# Stated problem
Images are not part of the copy; write out the rest of the data exactly as given.

╔══

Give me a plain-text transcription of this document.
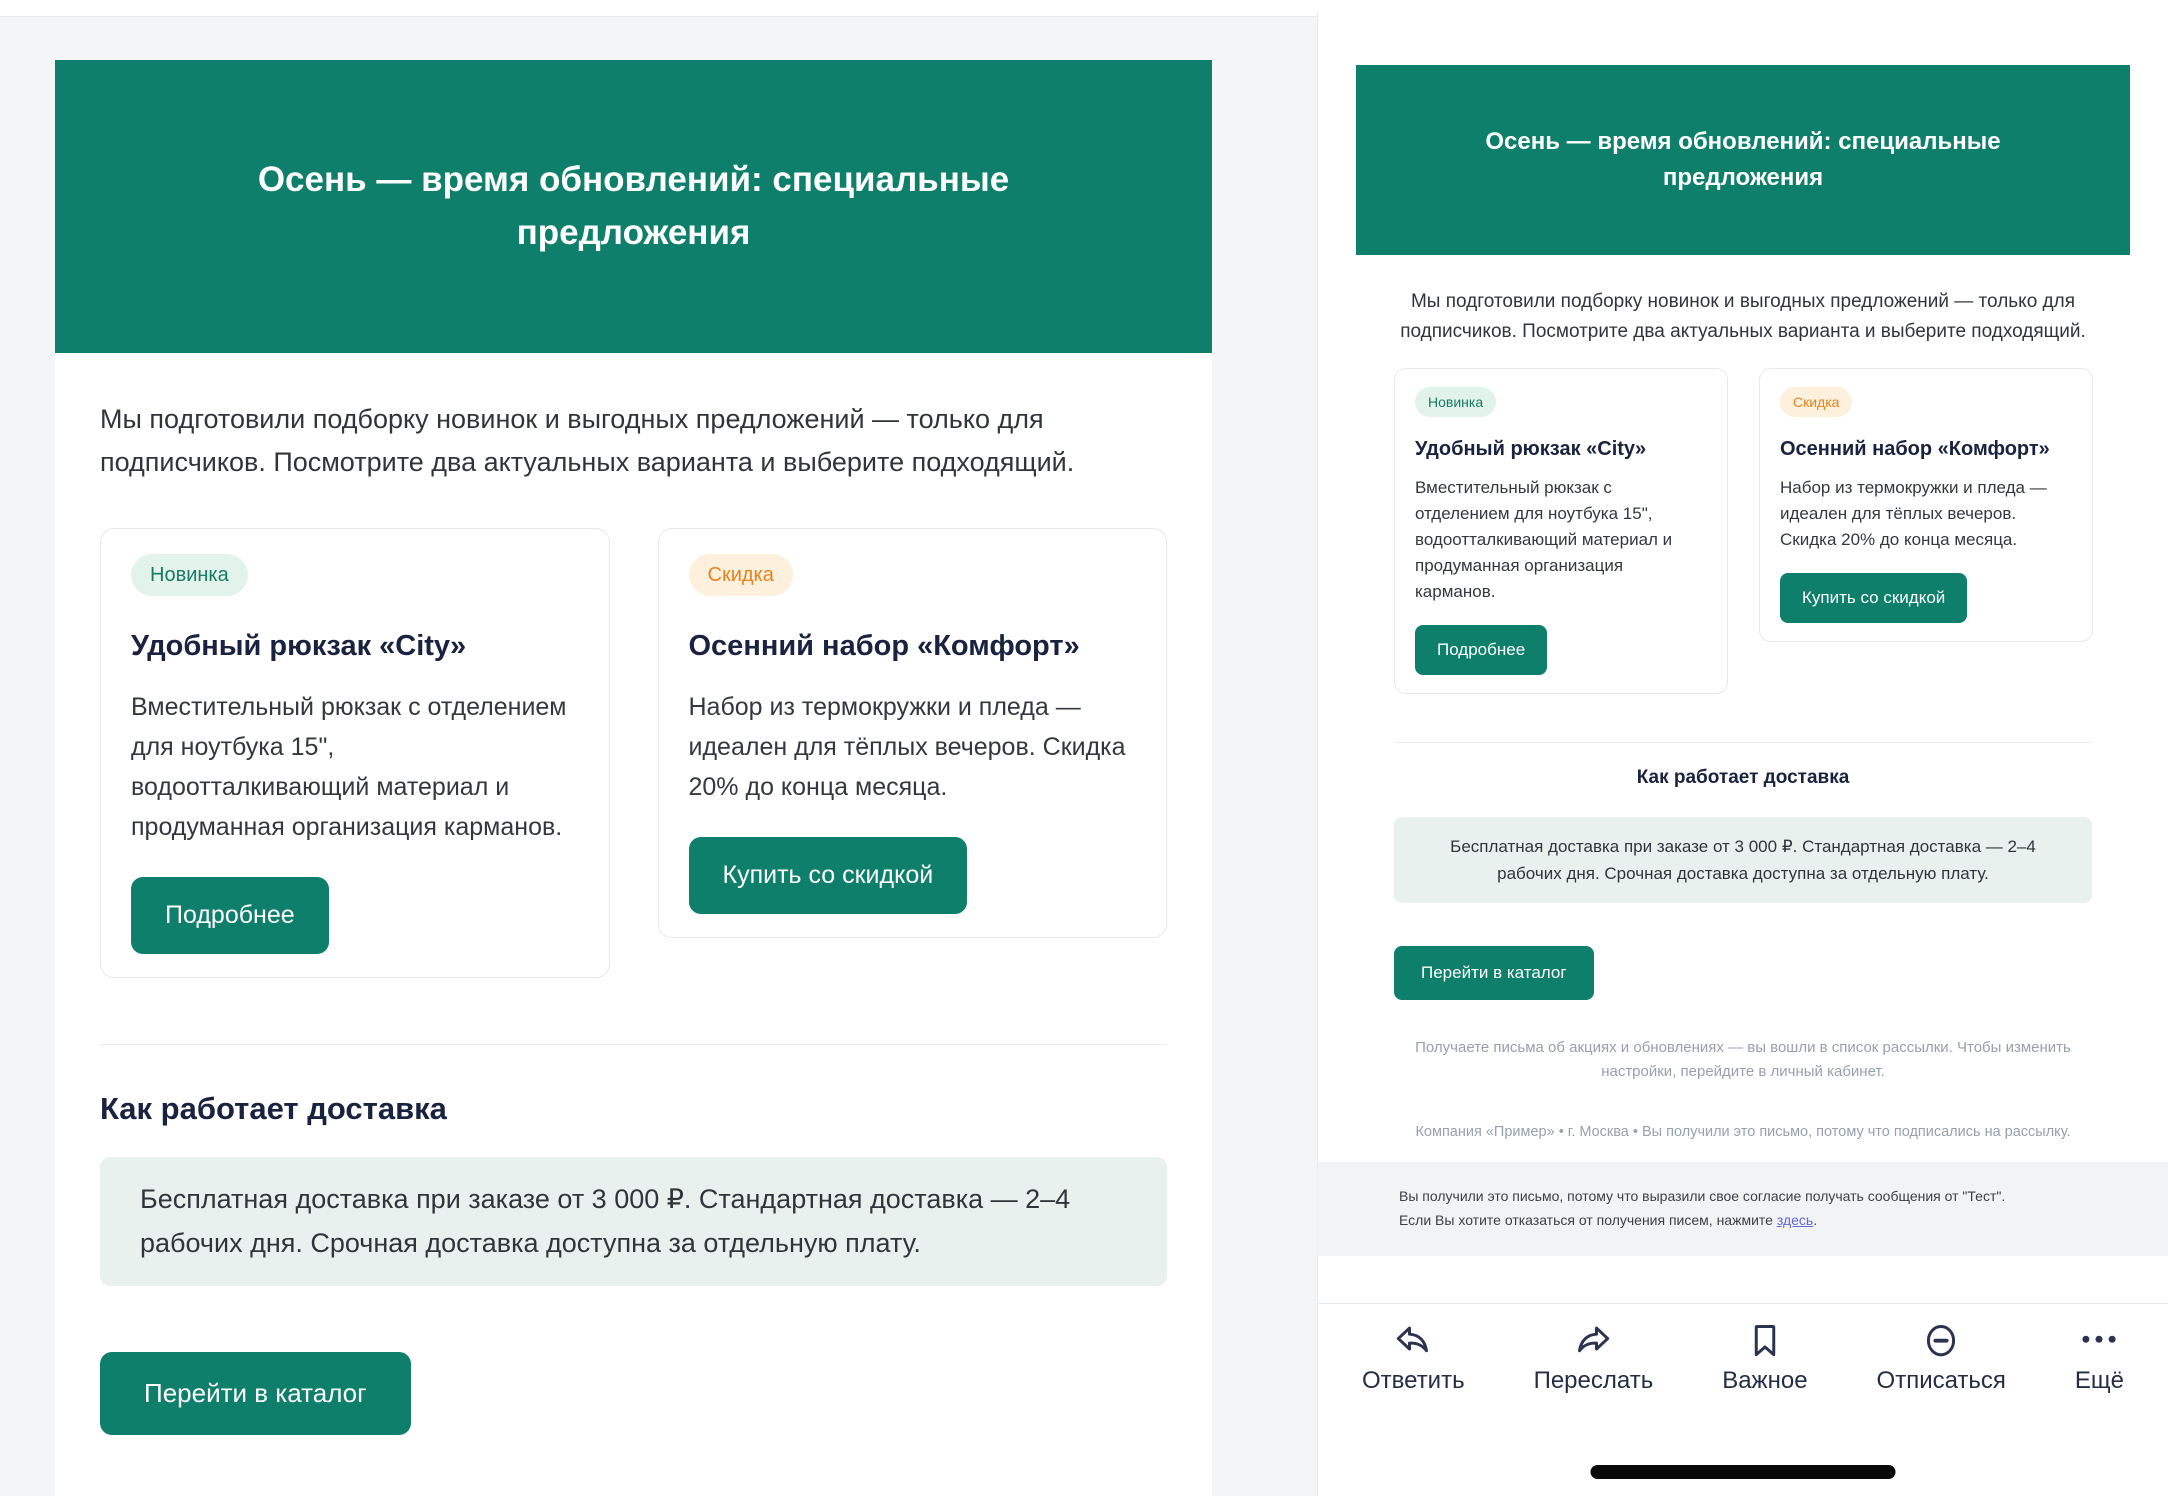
Осень — время обновлений: специальные предложения

Мы подготовили подборку новинок и выгодных предложений — только для подписчиков. Посмотрите два актуальных варианта и выберите подходящий.

Новинка
Удобный рюкзак «City»

Вместительный рюкзак с отделением для ноутбука 15", водоотталкивающий материал и продуманная организация карманов.

Подробнее
Скидка
Осенний набор «Комфорт»

Набор из термокружки и пледа — идеален для тёплых вечеров. Скидка 20% до конца месяца.

Купить со скидкой
Как работает доставка

Бесплатная доставка при заказе от 3 000 ₽. Стандартная доставка — 2–4 рабочих дня. Срочная доставка доступна за отдельную плату.

Перейти в каталог
Осень — время обновлений: специальные предложения

Мы подготовили подборку новинок и выгодных предложений — только для подписчиков. Посмотрите два актуальных варианта и выберите подходящий.

Новинка
Удобный рюкзак «City»

Вместительный рюкзак с отделением для ноутбука 15", водоотталкивающий материал и продуманная организация карманов.

Подробнее
Скидка
Осенний набор «Комфорт»

Набор из термокружки и пледа — идеален для тёплых вечеров. Скидка 20% до конца месяца.

Купить со скидкой
Как работает доставка

Бесплатная доставка при заказе от 3 000 ₽. Стандартная доставка — 2–4 рабочих дня. Срочная доставка доступна за отдельную плату.

Перейти в каталог

Получаете письма об акциях и обновлениях — вы вошли в список рассылки. Чтобы изменить настройки, перейдите в личный кабинет.

Компания «Пример» • г. Москва • Вы получили это письмо, потому что подписались на рассылку.

Вы получили это письмо, потому что выразили свое согласие получать сообщения от "Тест".
Если Вы хотите отказаться от получения писем, нажмите здесь.

Ответить	Переслать	Важное	Отписаться	Ещё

╚══

# Full output
Give me a plain-text transcription of this document.
Осень — время обновлений: специальные предложения

Мы подготовили подборку новинок и выгодных предложений — только для подписчиков. Посмотрите два актуальных варианта и выберите подходящий.

Новинка
Удобный рюкзак «City»

Вместительный рюкзак с отделением для ноутбука 15", водоотталкивающий материал и продуманная организация карманов.

Подробнее
Скидка
Осенний набор «Комфорт»

Набор из термокружки и пледа — идеален для тёплых вечеров. Скидка 20% до конца месяца.

Купить со скидкой
Как работает доставка

Бесплатная доставка при заказе от 3 000 ₽. Стандартная доставка — 2–4 рабочих дня. Срочная доставка доступна за отдельную плату.

Перейти в каталог
Осень — время обновлений: специальные предложения

Мы подготовили подборку новинок и выгодных предложений — только для подписчиков. Посмотрите два актуальных варианта и выберите подходящий.

Новинка
Удобный рюкзак «City»

Вместительный рюкзак с отделением для ноутбука 15", водоотталкивающий материал и продуманная организация карманов.

Подробнее
Скидка
Осенний набор «Комфорт»

Набор из термокружки и пледа — идеален для тёплых вечеров. Скидка 20% до конца месяца.

Купить со скидкой
Как работает доставка

Бесплатная доставка при заказе от 3 000 ₽. Стандартная доставка — 2–4 рабочих дня. Срочная доставка доступна за отдельную плату.

Перейти в каталог

Получаете письма об акциях и обновлениях — вы вошли в список рассылки. Чтобы изменить настройки, перейдите в личный кабинет.

Компания «Пример» • г. Москва • Вы получили это письмо, потому что подписались на рассылку.

Вы получили это письмо, потому что выразили свое согласие получать сообщения от "Тест".
Если Вы хотите отказаться от получения писем, нажмите здесь.

Ответить	Переслать	Важное	Отписаться	Ещё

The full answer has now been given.